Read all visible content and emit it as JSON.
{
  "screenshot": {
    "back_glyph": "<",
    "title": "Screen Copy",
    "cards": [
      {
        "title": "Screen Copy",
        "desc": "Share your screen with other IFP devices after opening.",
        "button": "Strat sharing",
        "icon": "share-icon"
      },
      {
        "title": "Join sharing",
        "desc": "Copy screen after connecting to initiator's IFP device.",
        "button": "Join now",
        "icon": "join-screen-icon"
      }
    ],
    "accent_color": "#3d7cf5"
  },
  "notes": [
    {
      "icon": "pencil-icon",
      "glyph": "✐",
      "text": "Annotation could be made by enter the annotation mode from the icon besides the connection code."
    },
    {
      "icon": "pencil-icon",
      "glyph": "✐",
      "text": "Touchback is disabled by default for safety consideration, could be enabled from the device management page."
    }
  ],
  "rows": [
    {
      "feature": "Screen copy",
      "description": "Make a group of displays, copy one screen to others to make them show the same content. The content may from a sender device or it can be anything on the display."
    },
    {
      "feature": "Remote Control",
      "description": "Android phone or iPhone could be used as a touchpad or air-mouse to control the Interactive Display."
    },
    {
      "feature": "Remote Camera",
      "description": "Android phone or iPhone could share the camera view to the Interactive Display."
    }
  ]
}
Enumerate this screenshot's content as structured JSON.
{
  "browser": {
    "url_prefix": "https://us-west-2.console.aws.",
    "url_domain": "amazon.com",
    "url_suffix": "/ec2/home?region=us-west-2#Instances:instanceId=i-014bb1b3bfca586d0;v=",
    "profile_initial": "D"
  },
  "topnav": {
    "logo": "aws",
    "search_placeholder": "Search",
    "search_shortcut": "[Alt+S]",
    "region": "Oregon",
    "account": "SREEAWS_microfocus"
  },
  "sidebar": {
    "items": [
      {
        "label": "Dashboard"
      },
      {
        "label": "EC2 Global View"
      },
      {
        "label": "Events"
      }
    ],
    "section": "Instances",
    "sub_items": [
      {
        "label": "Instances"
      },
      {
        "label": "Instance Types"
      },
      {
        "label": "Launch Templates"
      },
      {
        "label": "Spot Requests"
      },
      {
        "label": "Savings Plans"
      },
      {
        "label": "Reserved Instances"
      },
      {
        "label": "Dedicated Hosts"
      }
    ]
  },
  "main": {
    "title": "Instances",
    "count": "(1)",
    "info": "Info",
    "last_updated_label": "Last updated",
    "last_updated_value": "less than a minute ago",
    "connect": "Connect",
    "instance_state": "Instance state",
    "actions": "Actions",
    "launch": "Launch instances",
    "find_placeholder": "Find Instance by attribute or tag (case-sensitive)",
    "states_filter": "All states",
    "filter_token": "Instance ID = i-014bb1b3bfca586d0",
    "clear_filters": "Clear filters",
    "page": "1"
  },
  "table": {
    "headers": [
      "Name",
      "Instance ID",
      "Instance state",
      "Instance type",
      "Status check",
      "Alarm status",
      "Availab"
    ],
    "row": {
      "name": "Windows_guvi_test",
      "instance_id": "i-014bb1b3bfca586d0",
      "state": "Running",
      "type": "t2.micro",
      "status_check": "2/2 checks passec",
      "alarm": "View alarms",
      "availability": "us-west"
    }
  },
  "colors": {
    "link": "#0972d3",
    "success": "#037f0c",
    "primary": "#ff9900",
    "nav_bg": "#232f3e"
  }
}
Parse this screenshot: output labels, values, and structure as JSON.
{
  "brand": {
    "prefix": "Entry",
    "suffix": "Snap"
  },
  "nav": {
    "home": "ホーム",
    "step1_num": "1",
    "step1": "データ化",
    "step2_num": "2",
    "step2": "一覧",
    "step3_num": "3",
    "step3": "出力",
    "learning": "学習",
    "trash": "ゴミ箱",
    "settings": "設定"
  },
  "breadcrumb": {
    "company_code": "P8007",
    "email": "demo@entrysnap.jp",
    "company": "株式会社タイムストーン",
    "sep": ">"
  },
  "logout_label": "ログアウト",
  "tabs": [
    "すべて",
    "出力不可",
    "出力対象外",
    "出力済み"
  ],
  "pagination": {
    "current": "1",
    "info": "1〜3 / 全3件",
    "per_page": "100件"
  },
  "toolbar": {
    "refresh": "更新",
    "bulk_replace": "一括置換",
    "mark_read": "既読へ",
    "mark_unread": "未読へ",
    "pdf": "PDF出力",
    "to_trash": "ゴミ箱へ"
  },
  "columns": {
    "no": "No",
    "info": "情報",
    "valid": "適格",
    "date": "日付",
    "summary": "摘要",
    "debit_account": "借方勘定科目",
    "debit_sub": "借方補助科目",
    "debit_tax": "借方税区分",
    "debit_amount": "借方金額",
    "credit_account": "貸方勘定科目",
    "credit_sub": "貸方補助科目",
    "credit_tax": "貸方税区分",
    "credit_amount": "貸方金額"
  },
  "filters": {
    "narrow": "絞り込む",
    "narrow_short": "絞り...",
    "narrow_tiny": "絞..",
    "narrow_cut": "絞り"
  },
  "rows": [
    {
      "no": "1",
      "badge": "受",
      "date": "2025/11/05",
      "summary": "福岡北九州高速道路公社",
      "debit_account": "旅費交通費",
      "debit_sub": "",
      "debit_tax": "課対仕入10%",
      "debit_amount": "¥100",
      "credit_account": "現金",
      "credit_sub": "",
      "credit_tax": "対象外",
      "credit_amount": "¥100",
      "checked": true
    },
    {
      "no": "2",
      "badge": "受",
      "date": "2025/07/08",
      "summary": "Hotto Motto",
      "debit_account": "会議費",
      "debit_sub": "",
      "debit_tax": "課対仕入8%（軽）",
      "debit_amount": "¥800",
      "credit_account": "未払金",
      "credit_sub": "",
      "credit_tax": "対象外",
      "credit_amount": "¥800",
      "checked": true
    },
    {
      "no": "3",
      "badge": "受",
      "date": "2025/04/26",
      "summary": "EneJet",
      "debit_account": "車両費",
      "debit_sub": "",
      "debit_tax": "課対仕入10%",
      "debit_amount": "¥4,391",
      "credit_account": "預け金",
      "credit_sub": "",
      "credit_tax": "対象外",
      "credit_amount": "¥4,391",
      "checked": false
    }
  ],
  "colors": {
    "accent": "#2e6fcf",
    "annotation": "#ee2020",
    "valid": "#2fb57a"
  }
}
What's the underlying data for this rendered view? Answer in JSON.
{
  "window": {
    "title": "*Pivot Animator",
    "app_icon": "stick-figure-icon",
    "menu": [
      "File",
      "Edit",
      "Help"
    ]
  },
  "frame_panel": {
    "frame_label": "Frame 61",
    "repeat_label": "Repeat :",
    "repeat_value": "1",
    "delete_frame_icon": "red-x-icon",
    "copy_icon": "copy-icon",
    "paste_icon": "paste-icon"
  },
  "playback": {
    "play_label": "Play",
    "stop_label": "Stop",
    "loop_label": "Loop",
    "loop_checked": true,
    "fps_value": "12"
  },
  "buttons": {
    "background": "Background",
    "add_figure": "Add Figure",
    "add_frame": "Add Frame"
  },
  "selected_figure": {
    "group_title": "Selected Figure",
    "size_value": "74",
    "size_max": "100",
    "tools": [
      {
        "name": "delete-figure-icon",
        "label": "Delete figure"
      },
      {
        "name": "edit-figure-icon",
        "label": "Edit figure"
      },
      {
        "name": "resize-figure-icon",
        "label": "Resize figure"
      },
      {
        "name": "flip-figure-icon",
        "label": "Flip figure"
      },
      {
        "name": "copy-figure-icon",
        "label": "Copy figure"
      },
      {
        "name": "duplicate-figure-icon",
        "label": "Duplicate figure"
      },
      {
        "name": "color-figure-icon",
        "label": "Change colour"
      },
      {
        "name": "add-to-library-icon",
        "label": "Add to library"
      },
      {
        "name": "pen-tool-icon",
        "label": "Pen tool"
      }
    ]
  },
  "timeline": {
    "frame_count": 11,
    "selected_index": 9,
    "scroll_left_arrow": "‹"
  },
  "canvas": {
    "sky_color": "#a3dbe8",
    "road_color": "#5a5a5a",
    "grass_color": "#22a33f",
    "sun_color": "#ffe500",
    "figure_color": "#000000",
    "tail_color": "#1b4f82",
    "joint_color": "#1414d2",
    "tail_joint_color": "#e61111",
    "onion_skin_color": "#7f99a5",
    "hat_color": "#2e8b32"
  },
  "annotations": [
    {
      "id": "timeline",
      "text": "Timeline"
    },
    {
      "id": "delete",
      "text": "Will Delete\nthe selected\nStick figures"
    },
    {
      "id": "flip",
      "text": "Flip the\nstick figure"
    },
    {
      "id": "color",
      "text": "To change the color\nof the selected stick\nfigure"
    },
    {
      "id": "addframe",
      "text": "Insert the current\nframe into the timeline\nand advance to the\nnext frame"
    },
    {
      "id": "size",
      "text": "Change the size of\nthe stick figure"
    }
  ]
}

============================================================

EXERCISE TASK: Go through the listing above and locate each line that holds the word "nthe". Copy those lines.

EXERCISE OUTPUT:
      "text": "Will Delete\nthe selected\nStick figures"
      "text": "Change the size of\nthe stick figure"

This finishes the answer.